• _Problem_: A faithful copy of all the entries is required, with no pictures in it.

• _Supplied data_:
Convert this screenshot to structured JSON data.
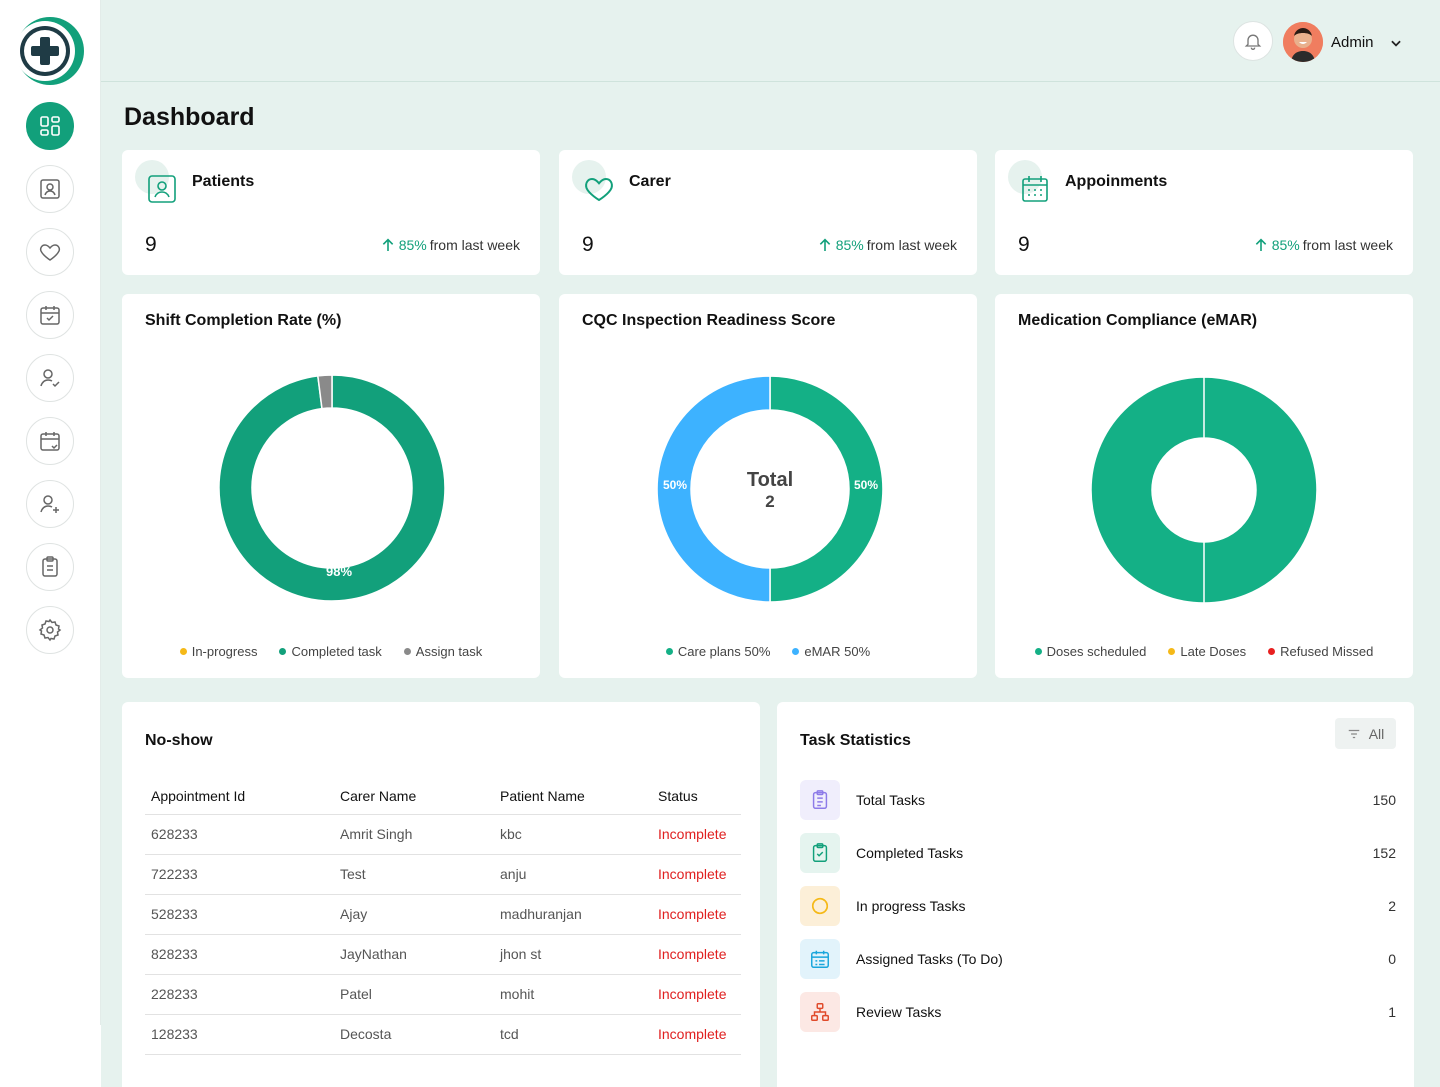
{
  "user": {
    "name": "Admin"
  },
  "page": {
    "title": "Dashboard"
  },
  "stats": [
    {
      "label": "Patients",
      "value": "9",
      "trend_pct": "85%",
      "trend_text": "from last week",
      "icon": "user-card-icon"
    },
    {
      "label": "Carer",
      "value": "9",
      "trend_pct": "85%",
      "trend_text": "from last week",
      "icon": "heart-icon"
    },
    {
      "label": "Appoinments",
      "value": "9",
      "trend_pct": "85%",
      "trend_text": "from last week",
      "icon": "calendar-icon"
    }
  ],
  "charts": {
    "shift": {
      "title": "Shift Completion Rate (%)",
      "data_label": "98%",
      "legend": [
        "In-progress",
        "Completed task",
        "Assign task"
      ]
    },
    "cqc": {
      "title": "CQC Inspection Readiness Score",
      "center_title": "Total",
      "center_value": "2",
      "left_label": "50%",
      "right_label": "50%",
      "legend": [
        "Care plans 50%",
        "eMAR 50%"
      ]
    },
    "emar": {
      "title": "Medication Compliance (eMAR)",
      "legend": [
        "Doses scheduled",
        "Late Doses",
        "Refused Missed"
      ]
    }
  },
  "chart_data": [
    {
      "type": "pie",
      "title": "Shift Completion Rate (%)",
      "categories": [
        "In-progress",
        "Completed task",
        "Assign task"
      ],
      "values": [
        0,
        98,
        2
      ],
      "colors": [
        "#f5b918",
        "#12a07b",
        "#8a8a8a"
      ],
      "data_labels": [
        "",
        "98%",
        ""
      ],
      "legend": "bottom"
    },
    {
      "type": "pie",
      "title": "CQC Inspection Readiness Score",
      "categories": [
        "Care plans",
        "eMAR"
      ],
      "values": [
        50,
        50
      ],
      "colors": [
        "#14b086",
        "#3db2ff"
      ],
      "center_text": "Total 2",
      "legend": "bottom"
    },
    {
      "type": "pie",
      "title": "Medication Compliance (eMAR)",
      "categories": [
        "Doses scheduled",
        "Late Doses",
        "Refused Missed"
      ],
      "values": [
        100,
        0,
        0
      ],
      "colors": [
        "#14b086",
        "#f5b918",
        "#e82020"
      ],
      "legend": "bottom"
    }
  ],
  "noshow": {
    "title": "No-show",
    "columns": [
      "Appointment Id",
      "Carer Name",
      "Patient Name",
      "Status"
    ],
    "rows": [
      [
        "628233",
        "Amrit Singh",
        "kbc",
        "Incomplete"
      ],
      [
        "722233",
        "Test",
        "anju",
        "Incomplete"
      ],
      [
        "528233",
        "Ajay",
        "madhuranjan",
        "Incomplete"
      ],
      [
        "828233",
        "JayNathan",
        "jhon st",
        "Incomplete"
      ],
      [
        "228233",
        "Patel",
        "mohit",
        "Incomplete"
      ],
      [
        "128233",
        "Decosta",
        "tcd",
        "Incomplete"
      ]
    ]
  },
  "tasks": {
    "title": "Task Statistics",
    "filter_label": "All",
    "items": [
      {
        "label": "Total Tasks",
        "count": "150",
        "icon": "clipboard-list-icon",
        "bg": "#f0eefc",
        "color": "#8d7be8"
      },
      {
        "label": "Completed Tasks",
        "count": "152",
        "icon": "clipboard-check-icon",
        "bg": "#e5f4ef",
        "color": "#12a07b"
      },
      {
        "label": "In progress Tasks",
        "count": "2",
        "icon": "spinner-icon",
        "bg": "#fcefd8",
        "color": "#f5b918"
      },
      {
        "label": "Assigned Tasks (To Do)",
        "count": "0",
        "icon": "calendar-list-icon",
        "bg": "#e2f3fb",
        "color": "#1aa6dc"
      },
      {
        "label": "Review Tasks",
        "count": "1",
        "icon": "hierarchy-icon",
        "bg": "#fce8e4",
        "color": "#e04a2a"
      }
    ]
  },
  "colors": {
    "accent": "#12a07b",
    "background": "#e6f2ee",
    "danger": "#e02020"
  }
}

• _Solution for this problem_:
Convert this screenshot to structured JSON data.
{
  "user": {
    "name": "Admin"
  },
  "page": {
    "title": "Dashboard"
  },
  "stats": [
    {
      "label": "Patients",
      "value": "9",
      "trend_pct": "85%",
      "trend_text": "from last week",
      "icon": "user-card-icon"
    },
    {
      "label": "Carer",
      "value": "9",
      "trend_pct": "85%",
      "trend_text": "from last week",
      "icon": "heart-icon"
    },
    {
      "label": "Appoinments",
      "value": "9",
      "trend_pct": "85%",
      "trend_text": "from last week",
      "icon": "calendar-icon"
    }
  ],
  "charts": {
    "shift": {
      "title": "Shift Completion Rate (%)",
      "data_label": "98%",
      "legend": [
        "In-progress",
        "Completed task",
        "Assign task"
      ]
    },
    "cqc": {
      "title": "CQC Inspection Readiness Score",
      "center_title": "Total",
      "center_value": "2",
      "left_label": "50%",
      "right_label": "50%",
      "legend": [
        "Care plans 50%",
        "eMAR 50%"
      ]
    },
    "emar": {
      "title": "Medication Compliance (eMAR)",
      "legend": [
        "Doses scheduled",
        "Late Doses",
        "Refused Missed"
      ]
    }
  },
  "chart_data": [
    {
      "type": "pie",
      "title": "Shift Completion Rate (%)",
      "categories": [
        "In-progress",
        "Completed task",
        "Assign task"
      ],
      "values": [
        0,
        98,
        2
      ],
      "colors": [
        "#f5b918",
        "#12a07b",
        "#8a8a8a"
      ],
      "data_labels": [
        "",
        "98%",
        ""
      ],
      "legend": "bottom"
    },
    {
      "type": "pie",
      "title": "CQC Inspection Readiness Score",
      "categories": [
        "Care plans",
        "eMAR"
      ],
      "values": [
        50,
        50
      ],
      "colors": [
        "#14b086",
        "#3db2ff"
      ],
      "center_text": "Total 2",
      "legend": "bottom"
    },
    {
      "type": "pie",
      "title": "Medication Compliance (eMAR)",
      "categories": [
        "Doses scheduled",
        "Late Doses",
        "Refused Missed"
      ],
      "values": [
        100,
        0,
        0
      ],
      "colors": [
        "#14b086",
        "#f5b918",
        "#e82020"
      ],
      "legend": "bottom"
    }
  ],
  "noshow": {
    "title": "No-show",
    "columns": [
      "Appointment Id",
      "Carer Name",
      "Patient Name",
      "Status"
    ],
    "rows": [
      [
        "628233",
        "Amrit Singh",
        "kbc",
        "Incomplete"
      ],
      [
        "722233",
        "Test",
        "anju",
        "Incomplete"
      ],
      [
        "528233",
        "Ajay",
        "madhuranjan",
        "Incomplete"
      ],
      [
        "828233",
        "JayNathan",
        "jhon st",
        "Incomplete"
      ],
      [
        "228233",
        "Patel",
        "mohit",
        "Incomplete"
      ],
      [
        "128233",
        "Decosta",
        "tcd",
        "Incomplete"
      ]
    ]
  },
  "tasks": {
    "title": "Task Statistics",
    "filter_label": "All",
    "items": [
      {
        "label": "Total Tasks",
        "count": "150",
        "icon": "clipboard-list-icon",
        "bg": "#f0eefc",
        "color": "#8d7be8"
      },
      {
        "label": "Completed Tasks",
        "count": "152",
        "icon": "clipboard-check-icon",
        "bg": "#e5f4ef",
        "color": "#12a07b"
      },
      {
        "label": "In progress Tasks",
        "count": "2",
        "icon": "spinner-icon",
        "bg": "#fcefd8",
        "color": "#f5b918"
      },
      {
        "label": "Assigned Tasks (To Do)",
        "count": "0",
        "icon": "calendar-list-icon",
        "bg": "#e2f3fb",
        "color": "#1aa6dc"
      },
      {
        "label": "Review Tasks",
        "count": "1",
        "icon": "hierarchy-icon",
        "bg": "#fce8e4",
        "color": "#e04a2a"
      }
    ]
  },
  "colors": {
    "accent": "#12a07b",
    "background": "#e6f2ee",
    "danger": "#e02020"
  }
}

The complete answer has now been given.